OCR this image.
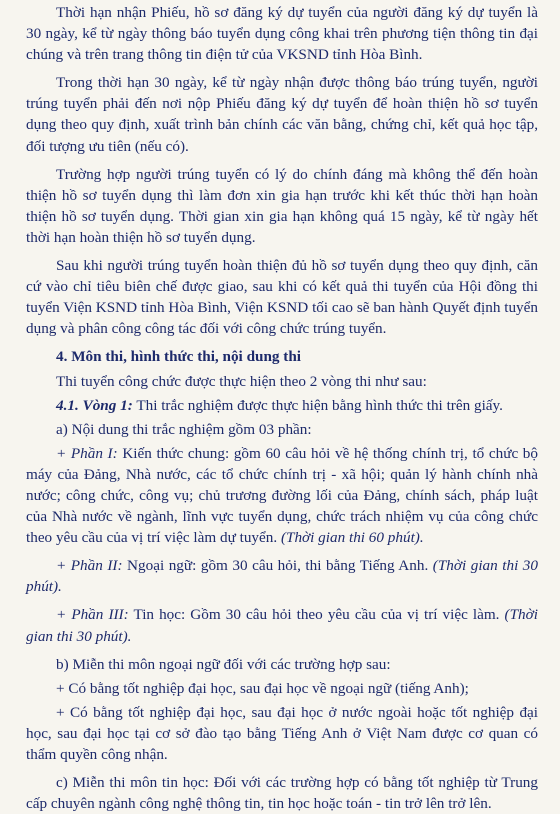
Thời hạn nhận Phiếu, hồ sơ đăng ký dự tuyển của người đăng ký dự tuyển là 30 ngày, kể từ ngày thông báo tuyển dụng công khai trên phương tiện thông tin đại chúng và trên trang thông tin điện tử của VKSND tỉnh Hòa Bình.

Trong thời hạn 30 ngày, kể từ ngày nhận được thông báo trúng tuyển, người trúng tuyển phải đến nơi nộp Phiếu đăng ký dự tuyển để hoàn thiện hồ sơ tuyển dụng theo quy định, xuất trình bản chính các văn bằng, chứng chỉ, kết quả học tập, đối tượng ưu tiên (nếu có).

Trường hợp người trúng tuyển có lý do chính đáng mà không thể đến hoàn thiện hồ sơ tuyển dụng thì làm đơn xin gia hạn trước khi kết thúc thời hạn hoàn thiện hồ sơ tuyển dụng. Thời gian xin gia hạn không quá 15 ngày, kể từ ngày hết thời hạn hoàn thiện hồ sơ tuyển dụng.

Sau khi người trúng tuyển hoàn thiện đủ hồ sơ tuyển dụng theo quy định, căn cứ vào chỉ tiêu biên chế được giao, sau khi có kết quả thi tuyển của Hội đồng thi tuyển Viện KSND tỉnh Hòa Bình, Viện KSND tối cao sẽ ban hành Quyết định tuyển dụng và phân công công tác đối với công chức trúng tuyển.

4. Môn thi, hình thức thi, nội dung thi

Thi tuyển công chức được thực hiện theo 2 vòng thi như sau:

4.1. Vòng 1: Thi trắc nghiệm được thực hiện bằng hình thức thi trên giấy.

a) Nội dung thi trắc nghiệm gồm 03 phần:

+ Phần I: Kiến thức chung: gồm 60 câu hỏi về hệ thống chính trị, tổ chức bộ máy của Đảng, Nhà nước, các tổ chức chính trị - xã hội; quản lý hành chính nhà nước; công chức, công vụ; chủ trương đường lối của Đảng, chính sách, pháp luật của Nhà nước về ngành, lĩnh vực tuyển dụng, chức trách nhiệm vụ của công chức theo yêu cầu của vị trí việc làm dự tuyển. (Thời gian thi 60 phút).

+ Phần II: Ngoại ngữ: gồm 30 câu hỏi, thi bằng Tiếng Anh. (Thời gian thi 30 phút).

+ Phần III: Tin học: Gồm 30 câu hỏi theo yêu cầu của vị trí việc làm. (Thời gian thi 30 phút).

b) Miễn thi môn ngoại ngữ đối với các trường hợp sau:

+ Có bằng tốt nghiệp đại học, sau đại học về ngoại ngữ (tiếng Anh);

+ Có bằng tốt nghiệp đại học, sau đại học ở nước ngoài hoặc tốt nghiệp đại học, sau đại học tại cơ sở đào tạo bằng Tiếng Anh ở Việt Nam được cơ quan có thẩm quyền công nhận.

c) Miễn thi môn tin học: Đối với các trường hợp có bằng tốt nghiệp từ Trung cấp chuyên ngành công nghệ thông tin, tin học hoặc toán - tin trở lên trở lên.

* * *

_STATED EXERCISE_
Omit the pictures and give the material again, exactly and in full.

_RESULT FOR THIS EXERCISE_
OCR this image.
Thời hạn nhận Phiếu, hồ sơ đăng ký dự tuyển của người đăng ký dự tuyển là 30 ngày, kể từ ngày thông báo tuyển dụng công khai trên phương tiện thông tin đại chúng và trên trang thông tin điện tử của VKSND tỉnh Hòa Bình.

Trong thời hạn 30 ngày, kể từ ngày nhận được thông báo trúng tuyển, người trúng tuyển phải đến nơi nộp Phiếu đăng ký dự tuyển để hoàn thiện hồ sơ tuyển dụng theo quy định, xuất trình bản chính các văn bằng, chứng chỉ, kết quả học tập, đối tượng ưu tiên (nếu có).

Trường hợp người trúng tuyển có lý do chính đáng mà không thể đến hoàn thiện hồ sơ tuyển dụng thì làm đơn xin gia hạn trước khi kết thúc thời hạn hoàn thiện hồ sơ tuyển dụng. Thời gian xin gia hạn không quá 15 ngày, kể từ ngày hết thời hạn hoàn thiện hồ sơ tuyển dụng.

Sau khi người trúng tuyển hoàn thiện đủ hồ sơ tuyển dụng theo quy định, căn cứ vào chỉ tiêu biên chế được giao, sau khi có kết quả thi tuyển của Hội đồng thi tuyển Viện KSND tỉnh Hòa Bình, Viện KSND tối cao sẽ ban hành Quyết định tuyển dụng và phân công công tác đối với công chức trúng tuyển.

4. Môn thi, hình thức thi, nội dung thi

Thi tuyển công chức được thực hiện theo 2 vòng thi như sau:

4.1. Vòng 1: Thi trắc nghiệm được thực hiện bằng hình thức thi trên giấy.

a) Nội dung thi trắc nghiệm gồm 03 phần:

+ Phần I: Kiến thức chung: gồm 60 câu hỏi về hệ thống chính trị, tổ chức bộ máy của Đảng, Nhà nước, các tổ chức chính trị - xã hội; quản lý hành chính nhà nước; công chức, công vụ; chủ trương đường lối của Đảng, chính sách, pháp luật của Nhà nước về ngành, lĩnh vực tuyển dụng, chức trách nhiệm vụ của công chức theo yêu cầu của vị trí việc làm dự tuyển. (Thời gian thi 60 phút).

+ Phần II: Ngoại ngữ: gồm 30 câu hỏi, thi bằng Tiếng Anh. (Thời gian thi 30 phút).

+ Phần III: Tin học: Gồm 30 câu hỏi theo yêu cầu của vị trí việc làm. (Thời gian thi 30 phút).

b) Miễn thi môn ngoại ngữ đối với các trường hợp sau:

+ Có bằng tốt nghiệp đại học, sau đại học về ngoại ngữ (tiếng Anh);

+ Có bằng tốt nghiệp đại học, sau đại học ở nước ngoài hoặc tốt nghiệp đại học, sau đại học tại cơ sở đào tạo bằng Tiếng Anh ở Việt Nam được cơ quan có thẩm quyền công nhận.

c) Miễn thi môn tin học: Đối với các trường hợp có bằng tốt nghiệp từ Trung cấp chuyên ngành công nghệ thông tin, tin học hoặc toán - tin trở lên trở lên.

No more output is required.